▶ Direction: Can you write out all of the material below, word for word?

▶ Material for this exercise:
^^^^^^^^
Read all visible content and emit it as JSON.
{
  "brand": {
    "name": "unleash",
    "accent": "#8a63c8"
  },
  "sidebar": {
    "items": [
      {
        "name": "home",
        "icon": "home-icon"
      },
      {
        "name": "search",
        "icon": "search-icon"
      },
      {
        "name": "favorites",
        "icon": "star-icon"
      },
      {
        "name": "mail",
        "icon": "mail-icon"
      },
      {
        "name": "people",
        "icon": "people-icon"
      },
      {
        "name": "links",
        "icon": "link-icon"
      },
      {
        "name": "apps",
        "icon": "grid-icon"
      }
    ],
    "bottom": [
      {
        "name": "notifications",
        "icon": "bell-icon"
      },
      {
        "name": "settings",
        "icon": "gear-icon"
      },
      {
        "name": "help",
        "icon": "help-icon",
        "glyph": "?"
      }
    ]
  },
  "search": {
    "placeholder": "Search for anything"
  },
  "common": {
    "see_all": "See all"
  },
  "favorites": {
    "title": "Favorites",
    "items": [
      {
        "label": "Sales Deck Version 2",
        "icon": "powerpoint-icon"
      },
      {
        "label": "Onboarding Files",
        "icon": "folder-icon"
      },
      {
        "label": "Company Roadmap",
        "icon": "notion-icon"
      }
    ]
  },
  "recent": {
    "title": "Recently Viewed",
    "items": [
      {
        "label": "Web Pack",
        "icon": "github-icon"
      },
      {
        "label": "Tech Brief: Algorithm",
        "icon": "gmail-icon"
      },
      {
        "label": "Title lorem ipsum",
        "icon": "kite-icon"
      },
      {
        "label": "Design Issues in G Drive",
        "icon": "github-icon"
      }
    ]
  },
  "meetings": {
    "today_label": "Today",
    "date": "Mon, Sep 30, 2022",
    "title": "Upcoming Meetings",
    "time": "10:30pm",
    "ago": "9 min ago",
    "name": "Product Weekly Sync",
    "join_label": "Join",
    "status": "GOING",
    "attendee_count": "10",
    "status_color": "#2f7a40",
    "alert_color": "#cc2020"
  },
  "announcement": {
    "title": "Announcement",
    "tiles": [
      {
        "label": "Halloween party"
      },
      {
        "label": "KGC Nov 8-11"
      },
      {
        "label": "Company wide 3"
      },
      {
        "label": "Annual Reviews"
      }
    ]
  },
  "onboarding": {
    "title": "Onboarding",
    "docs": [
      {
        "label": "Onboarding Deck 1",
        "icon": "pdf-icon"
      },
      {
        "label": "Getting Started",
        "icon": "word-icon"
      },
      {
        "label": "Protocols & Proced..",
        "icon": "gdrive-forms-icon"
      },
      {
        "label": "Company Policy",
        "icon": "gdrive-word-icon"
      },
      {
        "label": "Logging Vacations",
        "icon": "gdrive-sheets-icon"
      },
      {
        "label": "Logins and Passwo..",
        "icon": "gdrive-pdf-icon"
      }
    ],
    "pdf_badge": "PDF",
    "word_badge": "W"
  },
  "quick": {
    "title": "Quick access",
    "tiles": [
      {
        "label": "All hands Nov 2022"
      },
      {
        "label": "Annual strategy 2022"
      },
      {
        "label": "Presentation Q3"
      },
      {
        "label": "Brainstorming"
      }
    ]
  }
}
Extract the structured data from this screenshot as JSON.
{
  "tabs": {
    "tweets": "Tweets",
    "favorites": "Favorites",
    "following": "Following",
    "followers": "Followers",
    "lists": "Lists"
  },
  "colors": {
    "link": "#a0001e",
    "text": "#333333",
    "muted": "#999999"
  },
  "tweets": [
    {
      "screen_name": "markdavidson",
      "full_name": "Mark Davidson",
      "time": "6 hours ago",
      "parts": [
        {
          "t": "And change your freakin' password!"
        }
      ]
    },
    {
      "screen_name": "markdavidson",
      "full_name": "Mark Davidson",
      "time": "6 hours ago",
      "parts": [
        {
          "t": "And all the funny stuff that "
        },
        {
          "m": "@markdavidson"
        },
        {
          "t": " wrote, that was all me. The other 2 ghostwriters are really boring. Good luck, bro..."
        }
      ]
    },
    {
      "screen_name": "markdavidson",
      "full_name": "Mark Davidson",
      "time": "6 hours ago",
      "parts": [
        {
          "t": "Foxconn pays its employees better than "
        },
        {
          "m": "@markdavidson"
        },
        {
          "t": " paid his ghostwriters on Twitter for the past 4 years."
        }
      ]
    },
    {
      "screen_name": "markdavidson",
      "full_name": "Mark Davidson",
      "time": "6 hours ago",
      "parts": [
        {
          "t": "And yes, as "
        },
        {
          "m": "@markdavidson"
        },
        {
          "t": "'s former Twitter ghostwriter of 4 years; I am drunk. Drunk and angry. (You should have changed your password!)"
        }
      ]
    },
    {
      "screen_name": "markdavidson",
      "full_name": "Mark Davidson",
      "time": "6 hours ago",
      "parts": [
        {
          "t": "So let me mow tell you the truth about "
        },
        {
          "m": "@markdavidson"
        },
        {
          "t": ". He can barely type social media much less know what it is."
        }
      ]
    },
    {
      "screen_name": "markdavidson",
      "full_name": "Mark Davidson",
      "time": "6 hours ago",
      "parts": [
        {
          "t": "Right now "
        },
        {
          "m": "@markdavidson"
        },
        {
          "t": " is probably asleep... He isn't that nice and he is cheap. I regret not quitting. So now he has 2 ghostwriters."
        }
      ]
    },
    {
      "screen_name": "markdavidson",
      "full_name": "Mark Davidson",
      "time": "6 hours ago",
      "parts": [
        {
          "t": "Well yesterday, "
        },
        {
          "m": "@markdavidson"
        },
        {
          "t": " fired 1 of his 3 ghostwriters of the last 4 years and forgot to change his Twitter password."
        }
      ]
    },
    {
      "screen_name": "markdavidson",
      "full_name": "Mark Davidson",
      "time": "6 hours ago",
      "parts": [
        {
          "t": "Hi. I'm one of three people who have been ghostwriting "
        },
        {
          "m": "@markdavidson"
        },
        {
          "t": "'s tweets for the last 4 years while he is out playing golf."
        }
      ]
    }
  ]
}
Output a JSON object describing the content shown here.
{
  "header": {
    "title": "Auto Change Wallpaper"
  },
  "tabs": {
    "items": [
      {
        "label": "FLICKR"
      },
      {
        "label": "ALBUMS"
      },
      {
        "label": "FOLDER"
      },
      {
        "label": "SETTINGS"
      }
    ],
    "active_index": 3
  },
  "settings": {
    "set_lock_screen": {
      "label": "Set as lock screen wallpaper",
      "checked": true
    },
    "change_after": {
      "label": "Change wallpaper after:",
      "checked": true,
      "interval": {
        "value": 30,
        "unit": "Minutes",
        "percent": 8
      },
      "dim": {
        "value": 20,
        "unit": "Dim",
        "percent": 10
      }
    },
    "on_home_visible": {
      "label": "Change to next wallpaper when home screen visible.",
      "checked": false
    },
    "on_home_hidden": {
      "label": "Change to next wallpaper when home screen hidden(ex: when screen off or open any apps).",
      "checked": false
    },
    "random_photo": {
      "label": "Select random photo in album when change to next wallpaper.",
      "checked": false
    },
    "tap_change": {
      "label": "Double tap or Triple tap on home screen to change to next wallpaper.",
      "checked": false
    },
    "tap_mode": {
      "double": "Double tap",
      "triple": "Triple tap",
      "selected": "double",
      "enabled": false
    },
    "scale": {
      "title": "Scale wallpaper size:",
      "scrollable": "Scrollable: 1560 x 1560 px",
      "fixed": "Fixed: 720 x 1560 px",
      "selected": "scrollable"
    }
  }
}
^^^^^^^^
▶ Exercise response:
Read all visible content and emit it as JSON.
{
  "brand": {
    "name": "unleash",
    "accent": "#8a63c8"
  },
  "sidebar": {
    "items": [
      {
        "name": "home",
        "icon": "home-icon"
      },
      {
        "name": "search",
        "icon": "search-icon"
      },
      {
        "name": "favorites",
        "icon": "star-icon"
      },
      {
        "name": "mail",
        "icon": "mail-icon"
      },
      {
        "name": "people",
        "icon": "people-icon"
      },
      {
        "name": "links",
        "icon": "link-icon"
      },
      {
        "name": "apps",
        "icon": "grid-icon"
      }
    ],
    "bottom": [
      {
        "name": "notifications",
        "icon": "bell-icon"
      },
      {
        "name": "settings",
        "icon": "gear-icon"
      },
      {
        "name": "help",
        "icon": "help-icon",
        "glyph": "?"
      }
    ]
  },
  "search": {
    "placeholder": "Search for anything"
  },
  "common": {
    "see_all": "See all"
  },
  "favorites": {
    "title": "Favorites",
    "items": [
      {
        "label": "Sales Deck Version 2",
        "icon": "powerpoint-icon"
      },
      {
        "label": "Onboarding Files",
        "icon": "folder-icon"
      },
      {
        "label": "Company Roadmap",
        "icon": "notion-icon"
      }
    ]
  },
  "recent": {
    "title": "Recently Viewed",
    "items": [
      {
        "label": "Web Pack",
        "icon": "github-icon"
      },
      {
        "label": "Tech Brief: Algorithm",
        "icon": "gmail-icon"
      },
      {
        "label": "Title lorem ipsum",
        "icon": "kite-icon"
      },
      {
        "label": "Design Issues in G Drive",
        "icon": "github-icon"
      }
    ]
  },
  "meetings": {
    "today_label": "Today",
    "date": "Mon, Sep 30, 2022",
    "title": "Upcoming Meetings",
    "time": "10:30pm",
    "ago": "9 min ago",
    "name": "Product Weekly Sync",
    "join_label": "Join",
    "status": "GOING",
    "attendee_count": "10",
    "status_color": "#2f7a40",
    "alert_color": "#cc2020"
  },
  "announcement": {
    "title": "Announcement",
    "tiles": [
      {
        "label": "Halloween party"
      },
      {
        "label": "KGC Nov 8-11"
      },
      {
        "label": "Company wide 3"
      },
      {
        "label": "Annual Reviews"
      }
    ]
  },
  "onboarding": {
    "title": "Onboarding",
    "docs": [
      {
        "label": "Onboarding Deck 1",
        "icon": "pdf-icon"
      },
      {
        "label": "Getting Started",
        "icon": "word-icon"
      },
      {
        "label": "Protocols & Proced..",
        "icon": "gdrive-forms-icon"
      },
      {
        "label": "Company Policy",
        "icon": "gdrive-word-icon"
      },
      {
        "label": "Logging Vacations",
        "icon": "gdrive-sheets-icon"
      },
      {
        "label": "Logins and Passwo..",
        "icon": "gdrive-pdf-icon"
      }
    ],
    "pdf_badge": "PDF",
    "word_badge": "W"
  },
  "quick": {
    "title": "Quick access",
    "tiles": [
      {
        "label": "All hands Nov 2022"
      },
      {
        "label": "Annual strategy 2022"
      },
      {
        "label": "Presentation Q3"
      },
      {
        "label": "Brainstorming"
      }
    ]
  }
}
Extract the structured data from this screenshot as JSON.
{
  "tabs": {
    "tweets": "Tweets",
    "favorites": "Favorites",
    "following": "Following",
    "followers": "Followers",
    "lists": "Lists"
  },
  "colors": {
    "link": "#a0001e",
    "text": "#333333",
    "muted": "#999999"
  },
  "tweets": [
    {
      "screen_name": "markdavidson",
      "full_name": "Mark Davidson",
      "time": "6 hours ago",
      "parts": [
        {
          "t": "And change your freakin' password!"
        }
      ]
    },
    {
      "screen_name": "markdavidson",
      "full_name": "Mark Davidson",
      "time": "6 hours ago",
      "parts": [
        {
          "t": "And all the funny stuff that "
        },
        {
          "m": "@markdavidson"
        },
        {
          "t": " wrote, that was all me. The other 2 ghostwriters are really boring. Good luck, bro..."
        }
      ]
    },
    {
      "screen_name": "markdavidson",
      "full_name": "Mark Davidson",
      "time": "6 hours ago",
      "parts": [
        {
          "t": "Foxconn pays its employees better than "
        },
        {
          "m": "@markdavidson"
        },
        {
          "t": " paid his ghostwriters on Twitter for the past 4 years."
        }
      ]
    },
    {
      "screen_name": "markdavidson",
      "full_name": "Mark Davidson",
      "time": "6 hours ago",
      "parts": [
        {
          "t": "And yes, as "
        },
        {
          "m": "@markdavidson"
        },
        {
          "t": "'s former Twitter ghostwriter of 4 years; I am drunk. Drunk and angry. (You should have changed your password!)"
        }
      ]
    },
    {
      "screen_name": "markdavidson",
      "full_name": "Mark Davidson",
      "time": "6 hours ago",
      "parts": [
        {
          "t": "So let me mow tell you the truth about "
        },
        {
          "m": "@markdavidson"
        },
        {
          "t": ". He can barely type social media much less know what it is."
        }
      ]
    },
    {
      "screen_name": "markdavidson",
      "full_name": "Mark Davidson",
      "time": "6 hours ago",
      "parts": [
        {
          "t": "Right now "
        },
        {
          "m": "@markdavidson"
        },
        {
          "t": " is probably asleep... He isn't that nice and he is cheap. I regret not quitting. So now he has 2 ghostwriters."
        }
      ]
    },
    {
      "screen_name": "markdavidson",
      "full_name": "Mark Davidson",
      "time": "6 hours ago",
      "parts": [
        {
          "t": "Well yesterday, "
        },
        {
          "m": "@markdavidson"
        },
        {
          "t": " fired 1 of his 3 ghostwriters of the last 4 years and forgot to change his Twitter password."
        }
      ]
    },
    {
      "screen_name": "markdavidson",
      "full_name": "Mark Davidson",
      "time": "6 hours ago",
      "parts": [
        {
          "t": "Hi. I'm one of three people who have been ghostwriting "
        },
        {
          "m": "@markdavidson"
        },
        {
          "t": "'s tweets for the last 4 years while he is out playing golf."
        }
      ]
    }
  ]
}
Output a JSON object describing the content shown here.
{
  "header": {
    "title": "Auto Change Wallpaper"
  },
  "tabs": {
    "items": [
      {
        "label": "FLICKR"
      },
      {
        "label": "ALBUMS"
      },
      {
        "label": "FOLDER"
      },
      {
        "label": "SETTINGS"
      }
    ],
    "active_index": 3
  },
  "settings": {
    "set_lock_screen": {
      "label": "Set as lock screen wallpaper",
      "checked": true
    },
    "change_after": {
      "label": "Change wallpaper after:",
      "checked": true,
      "interval": {
        "value": 30,
        "unit": "Minutes",
        "percent": 8
      },
      "dim": {
        "value": 20,
        "unit": "Dim",
        "percent": 10
      }
    },
    "on_home_visible": {
      "label": "Change to next wallpaper when home screen visible.",
      "checked": false
    },
    "on_home_hidden": {
      "label": "Change to next wallpaper when home screen hidden(ex: when screen off or open any apps).",
      "checked": false
    },
    "random_photo": {
      "label": "Select random photo in album when change to next wallpaper.",
      "checked": false
    },
    "tap_change": {
      "label": "Double tap or Triple tap on home screen to change to next wallpaper.",
      "checked": false
    },
    "tap_mode": {
      "double": "Double tap",
      "triple": "Triple tap",
      "selected": "double",
      "enabled": false
    },
    "scale": {
      "title": "Scale wallpaper size:",
      "scrollable": "Scrollable: 1560 x 1560 px",
      "fixed": "Fixed: 720 x 1560 px",
      "selected": "scrollable"
    }
  }
}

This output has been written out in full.